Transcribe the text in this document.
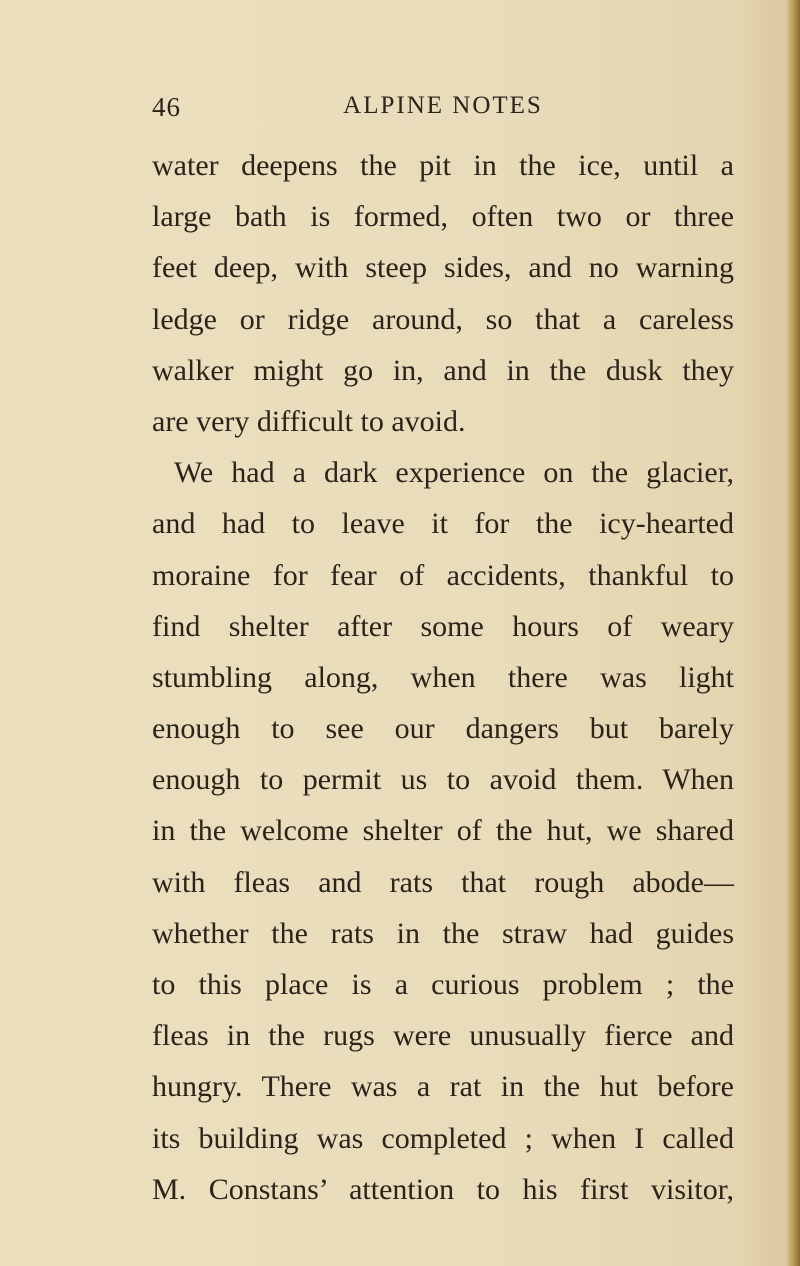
46	ALPINE NOTES
water deepens the pit in the ice, until a
large bath is formed, often two or three
feet deep, with steep sides, and no warning
ledge or ridge around, so that a careless
walker might go in, and in the dusk they
are very difficult to avoid.
We had a dark experience on the glacier,
and had to leave it for the icy-hearted
moraine for fear of accidents, thankful to
find shelter after some hours of weary
stumbling along, when there was light
enough to see our dangers but barely
enough to permit us to avoid them. When
in the welcome shelter of the hut, we shared
with fleas and rats that rough abode—
whether the rats in the straw had guides
to this place is a curious problem ; the
fleas in the rugs were unusually fierce and
hungry. There was a rat in the hut before
its building was completed ; when I called
M. Constans’ attention to his first visitor,
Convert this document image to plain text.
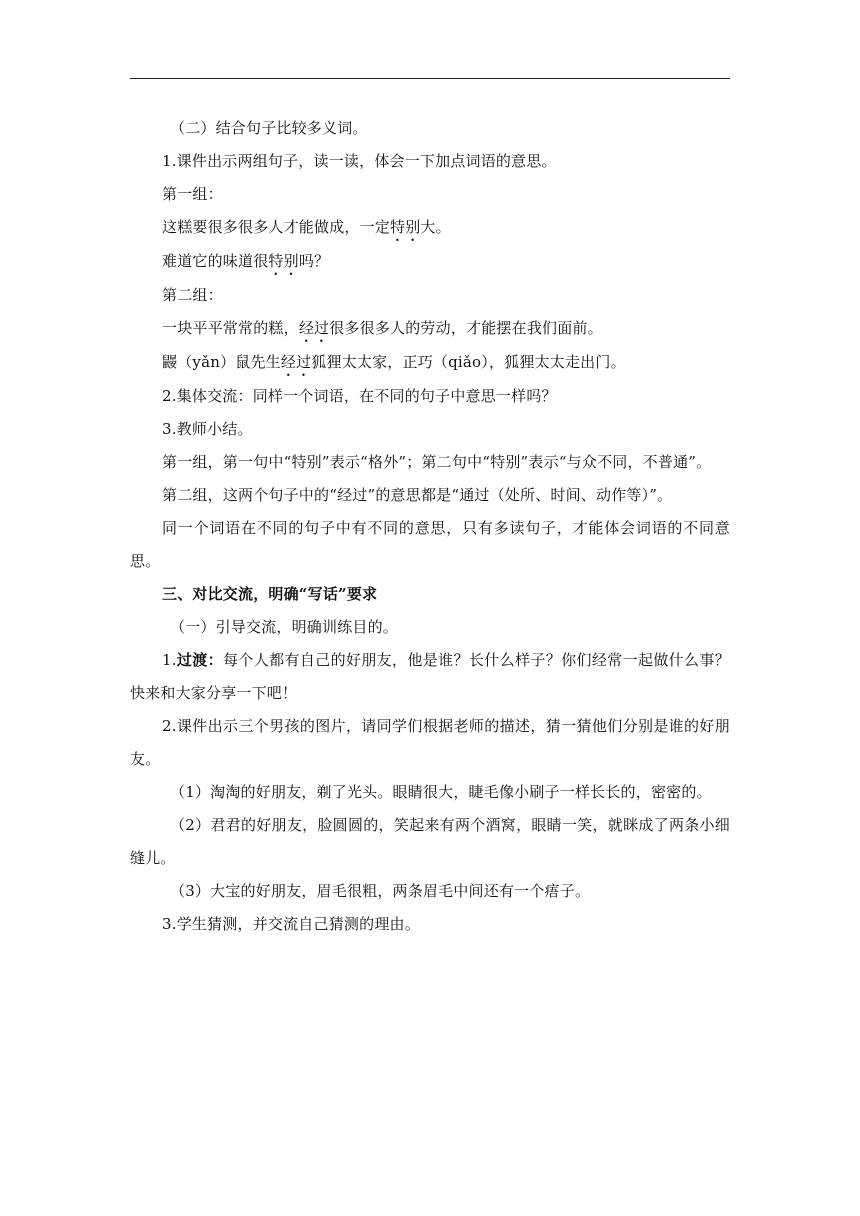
（二）结合句子比较多义词。

1.课件出示两组句子，读一读，体会一下加点词语的意思。

第一组：

这糕要很多很多人才能做成，一定特别大。

难道它的味道很特别吗？

第二组：

一块平平常常的糕，经过很多很多人的劳动，才能摆在我们面前。

鼹（yǎn）鼠先生经过狐狸太太家，正巧（qiǎo），狐狸太太走出门。

2.集体交流：同样一个词语，在不同的句子中意思一样吗？

3.教师小结。

第一组，第一句中“特别”表示“格外”；第二句中“特别”表示“与众不同，不普通”。

第二组，这两个句子中的“经过”的意思都是“通过（处所、时间、动作等）”。

同一个词语在不同的句子中有不同的意思，只有多读句子，才能体会词语的不同意思。

三、对比交流，明确“写话”要求

（一）引导交流，明确训练目的。

1.过渡：每个人都有自己的好朋友，他是谁？长什么样子？你们经常一起做什么事？快来和大家分享一下吧！

2.课件出示三个男孩的图片，请同学们根据老师的描述，猜一猜他们分别是谁的好朋友。

（1）淘淘的好朋友，剃了光头。眼睛很大，睫毛像小刷子一样长长的，密密的。

（2）君君的好朋友，脸圆圆的，笑起来有两个酒窝，眼睛一笑，就眯成了两条小细缝儿。

（3）大宝的好朋友，眉毛很粗，两条眉毛中间还有一个痦子。

3.学生猜测，并交流自己猜测的理由。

================================

WRITTEN EXERCISE
Omit all pictures while transcribing the entries verbatim.

SOLVED PROBLEM
Transcribe the text in this document.
46	ALPINE NOTES
water deepens the pit in the ice, until a
large bath is formed, often two or three
feet deep, with steep sides, and no warning
ledge or ridge around, so that a careless
walker might go in, and in the dusk they
are very difficult to avoid.
We had a dark experience on the glacier,
and had to leave it for the icy-hearted
moraine for fear of accidents, thankful to
find shelter after some hours of weary
stumbling along, when there was light
enough to see our dangers but barely
enough to permit us to avoid them. When
in the welcome shelter of the hut, we shared
with fleas and rats that rough abode—
whether the rats in the straw had guides
to this place is a curious problem ; the
fleas in the rugs were unusually fierce and
hungry. There was a rat in the hut before
its building was completed ; when I called
M. Constans’ attention to his first visitor,
Convert this document image to plain text.
（二）结合句子比较多义词。

1.课件出示两组句子，读一读，体会一下加点词语的意思。

第一组：

这糕要很多很多人才能做成，一定特别大。

难道它的味道很特别吗？

第二组：

一块平平常常的糕，经过很多很多人的劳动，才能摆在我们面前。

鼹（yǎn）鼠先生经过狐狸太太家，正巧（qiǎo），狐狸太太走出门。

2.集体交流：同样一个词语，在不同的句子中意思一样吗？

3.教师小结。

第一组，第一句中“特别”表示“格外”；第二句中“特别”表示“与众不同，不普通”。

第二组，这两个句子中的“经过”的意思都是“通过（处所、时间、动作等）”。

同一个词语在不同的句子中有不同的意思，只有多读句子，才能体会词语的不同意思。

三、对比交流，明确“写话”要求

（一）引导交流，明确训练目的。

1.过渡：每个人都有自己的好朋友，他是谁？长什么样子？你们经常一起做什么事？快来和大家分享一下吧！

2.课件出示三个男孩的图片，请同学们根据老师的描述，猜一猜他们分别是谁的好朋友。

（1）淘淘的好朋友，剃了光头。眼睛很大，睫毛像小刷子一样长长的，密密的。

（2）君君的好朋友，脸圆圆的，笑起来有两个酒窝，眼睛一笑，就眯成了两条小细缝儿。

（3）大宝的好朋友，眉毛很粗，两条眉毛中间还有一个痦子。

3.学生猜测，并交流自己猜测的理由。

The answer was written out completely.